Zo is het, dat Wij, de Afdeling advisering van de Raad van State gehoord, en met gemeen overleg der Staten-Generaal, hebben goedgevonden en verstaan, gelijk Wij goedvinden en verstaan bij deze:

Artikel IV

De Wet raadgevend referendum, de Algemene wet bestuursrecht en de Tijdelijke experimentenwet stembiljetten en centrale stemopneming zoals die luidden onmiddellijk voorafgaand aan het tijdstip van inwerkingtreding van deze wet, blijven van toepassing op wetten en stilzwijgende goedkeuringen van verdragen ten aanzien waarvan voorafgaand aan de dag waarop deze wet in werking is getreden de termijn voor het afleggen van ondersteuningsverklaringen ten behoeve van het definitieve verzoek tot het houden van een referendum, is verlopen.

= = = =

• _Doel_: Neem uit de tekst over het raadgevend referendum letterlijk het gedeelte over tussen "Zo is het, dat" en "referendum, is verlopen.", met beide begin- en eindwoorden erbij.

= = = =

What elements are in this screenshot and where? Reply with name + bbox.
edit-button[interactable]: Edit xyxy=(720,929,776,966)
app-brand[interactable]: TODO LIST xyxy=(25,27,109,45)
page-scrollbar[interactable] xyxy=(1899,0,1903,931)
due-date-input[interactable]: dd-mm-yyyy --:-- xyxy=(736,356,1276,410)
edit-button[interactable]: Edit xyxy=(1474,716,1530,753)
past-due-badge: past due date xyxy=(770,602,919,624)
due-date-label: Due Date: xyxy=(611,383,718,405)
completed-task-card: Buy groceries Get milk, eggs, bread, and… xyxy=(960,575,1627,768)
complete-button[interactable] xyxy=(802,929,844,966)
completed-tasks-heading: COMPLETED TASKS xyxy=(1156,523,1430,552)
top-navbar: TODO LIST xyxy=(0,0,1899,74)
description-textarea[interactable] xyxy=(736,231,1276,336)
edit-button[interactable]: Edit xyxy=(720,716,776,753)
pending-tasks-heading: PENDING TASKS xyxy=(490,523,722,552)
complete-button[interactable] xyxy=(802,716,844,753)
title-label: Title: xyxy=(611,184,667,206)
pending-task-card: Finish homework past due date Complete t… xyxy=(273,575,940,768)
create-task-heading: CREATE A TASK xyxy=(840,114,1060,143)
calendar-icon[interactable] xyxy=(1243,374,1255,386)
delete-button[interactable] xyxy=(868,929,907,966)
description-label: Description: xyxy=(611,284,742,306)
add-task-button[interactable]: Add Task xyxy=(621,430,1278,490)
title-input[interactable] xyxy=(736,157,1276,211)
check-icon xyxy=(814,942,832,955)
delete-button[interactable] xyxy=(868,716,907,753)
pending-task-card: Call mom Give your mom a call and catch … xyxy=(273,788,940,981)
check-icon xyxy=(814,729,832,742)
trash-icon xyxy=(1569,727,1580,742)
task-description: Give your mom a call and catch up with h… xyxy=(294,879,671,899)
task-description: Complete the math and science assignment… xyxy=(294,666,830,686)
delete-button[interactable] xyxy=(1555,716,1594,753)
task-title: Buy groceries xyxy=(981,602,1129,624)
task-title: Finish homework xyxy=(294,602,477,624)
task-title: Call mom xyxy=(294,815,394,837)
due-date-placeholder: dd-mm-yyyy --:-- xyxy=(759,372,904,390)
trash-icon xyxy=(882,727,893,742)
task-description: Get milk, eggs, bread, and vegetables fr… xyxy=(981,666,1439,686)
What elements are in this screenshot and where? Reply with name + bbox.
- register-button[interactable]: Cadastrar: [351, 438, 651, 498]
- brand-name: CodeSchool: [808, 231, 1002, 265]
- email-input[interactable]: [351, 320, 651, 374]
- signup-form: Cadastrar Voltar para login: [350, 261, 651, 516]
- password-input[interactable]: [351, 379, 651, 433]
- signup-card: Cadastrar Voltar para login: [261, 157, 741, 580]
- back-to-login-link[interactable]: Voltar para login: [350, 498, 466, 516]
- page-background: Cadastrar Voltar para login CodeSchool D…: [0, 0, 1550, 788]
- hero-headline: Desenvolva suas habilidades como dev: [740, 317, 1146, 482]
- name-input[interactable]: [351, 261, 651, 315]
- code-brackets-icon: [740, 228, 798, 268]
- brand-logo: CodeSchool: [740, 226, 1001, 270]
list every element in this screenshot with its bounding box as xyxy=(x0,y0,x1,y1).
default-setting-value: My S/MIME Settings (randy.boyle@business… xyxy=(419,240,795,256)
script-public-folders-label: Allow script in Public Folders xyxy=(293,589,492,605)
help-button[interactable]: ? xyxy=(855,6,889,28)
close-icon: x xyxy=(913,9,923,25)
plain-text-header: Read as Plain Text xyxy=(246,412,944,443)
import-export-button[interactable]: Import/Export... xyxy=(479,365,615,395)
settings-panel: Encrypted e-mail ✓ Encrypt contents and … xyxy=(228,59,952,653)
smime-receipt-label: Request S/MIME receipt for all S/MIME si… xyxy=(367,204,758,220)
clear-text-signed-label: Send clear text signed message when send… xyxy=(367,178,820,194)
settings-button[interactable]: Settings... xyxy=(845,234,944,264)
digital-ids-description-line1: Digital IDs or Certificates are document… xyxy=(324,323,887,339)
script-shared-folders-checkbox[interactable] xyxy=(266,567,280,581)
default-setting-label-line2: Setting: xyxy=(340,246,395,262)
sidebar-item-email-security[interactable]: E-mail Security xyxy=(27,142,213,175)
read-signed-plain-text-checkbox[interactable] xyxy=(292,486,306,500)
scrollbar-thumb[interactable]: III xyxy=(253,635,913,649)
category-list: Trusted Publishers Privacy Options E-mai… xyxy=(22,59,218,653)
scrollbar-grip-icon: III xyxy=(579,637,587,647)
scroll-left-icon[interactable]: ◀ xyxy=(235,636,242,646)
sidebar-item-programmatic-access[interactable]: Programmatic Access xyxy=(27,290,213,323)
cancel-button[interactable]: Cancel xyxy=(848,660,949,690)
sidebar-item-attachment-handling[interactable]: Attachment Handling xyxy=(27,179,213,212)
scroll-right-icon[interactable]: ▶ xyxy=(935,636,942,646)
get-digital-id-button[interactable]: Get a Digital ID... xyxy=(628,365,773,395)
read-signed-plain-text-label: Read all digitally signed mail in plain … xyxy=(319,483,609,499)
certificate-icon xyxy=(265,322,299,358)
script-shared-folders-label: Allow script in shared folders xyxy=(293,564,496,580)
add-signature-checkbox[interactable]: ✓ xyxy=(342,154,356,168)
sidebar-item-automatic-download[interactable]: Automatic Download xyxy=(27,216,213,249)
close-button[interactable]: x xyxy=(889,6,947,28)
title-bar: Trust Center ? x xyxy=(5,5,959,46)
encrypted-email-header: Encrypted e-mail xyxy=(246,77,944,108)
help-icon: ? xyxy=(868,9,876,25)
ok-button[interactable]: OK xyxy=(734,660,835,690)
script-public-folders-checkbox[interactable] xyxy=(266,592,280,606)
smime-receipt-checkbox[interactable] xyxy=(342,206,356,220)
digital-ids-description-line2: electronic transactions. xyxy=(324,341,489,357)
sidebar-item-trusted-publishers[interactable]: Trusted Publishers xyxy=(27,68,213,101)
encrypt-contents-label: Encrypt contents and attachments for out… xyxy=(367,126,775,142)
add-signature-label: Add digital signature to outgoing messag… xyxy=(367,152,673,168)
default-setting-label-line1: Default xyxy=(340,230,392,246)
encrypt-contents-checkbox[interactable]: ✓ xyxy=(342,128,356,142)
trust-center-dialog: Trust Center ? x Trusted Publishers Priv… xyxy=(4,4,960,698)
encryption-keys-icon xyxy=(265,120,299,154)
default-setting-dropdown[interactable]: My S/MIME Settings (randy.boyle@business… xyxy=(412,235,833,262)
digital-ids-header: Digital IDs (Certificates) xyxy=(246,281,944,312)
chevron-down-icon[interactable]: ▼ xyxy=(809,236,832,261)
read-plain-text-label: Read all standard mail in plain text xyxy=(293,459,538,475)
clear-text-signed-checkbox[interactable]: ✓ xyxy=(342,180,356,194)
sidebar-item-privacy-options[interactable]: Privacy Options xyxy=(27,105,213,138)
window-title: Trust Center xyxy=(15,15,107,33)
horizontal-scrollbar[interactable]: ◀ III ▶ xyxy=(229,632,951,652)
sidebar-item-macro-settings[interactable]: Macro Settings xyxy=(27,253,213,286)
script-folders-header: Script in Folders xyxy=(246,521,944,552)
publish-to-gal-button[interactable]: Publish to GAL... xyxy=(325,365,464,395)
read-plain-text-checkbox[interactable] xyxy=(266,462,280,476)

= = = =

• _Uitgewerkte opgave_:
Zo is het, dat Wij, de Afdeling advisering van de Raad van State gehoord, en met gemeen overleg der Staten-Generaal, hebben goedgevonden en verstaan, gelijk Wij goedvinden en verstaan bij deze:

Artikel IV

De Wet raadgevend referendum, de Algemene wet bestuursrecht en de Tijdelijke experimentenwet stembiljetten en centrale stemopneming zoals die luidden onmiddellijk voorafgaand aan het tijdstip van inwerkingtreding van deze wet, blijven van toepassing op wetten en stilzwijgende goedkeuringen van verdragen ten aanzien waarvan voorafgaand aan de dag waarop deze wet in werking is getreden de termijn voor het afleggen van ondersteuningsverklaringen ten behoeve van het definitieve verzoek tot het houden van een referendum, is verlopen.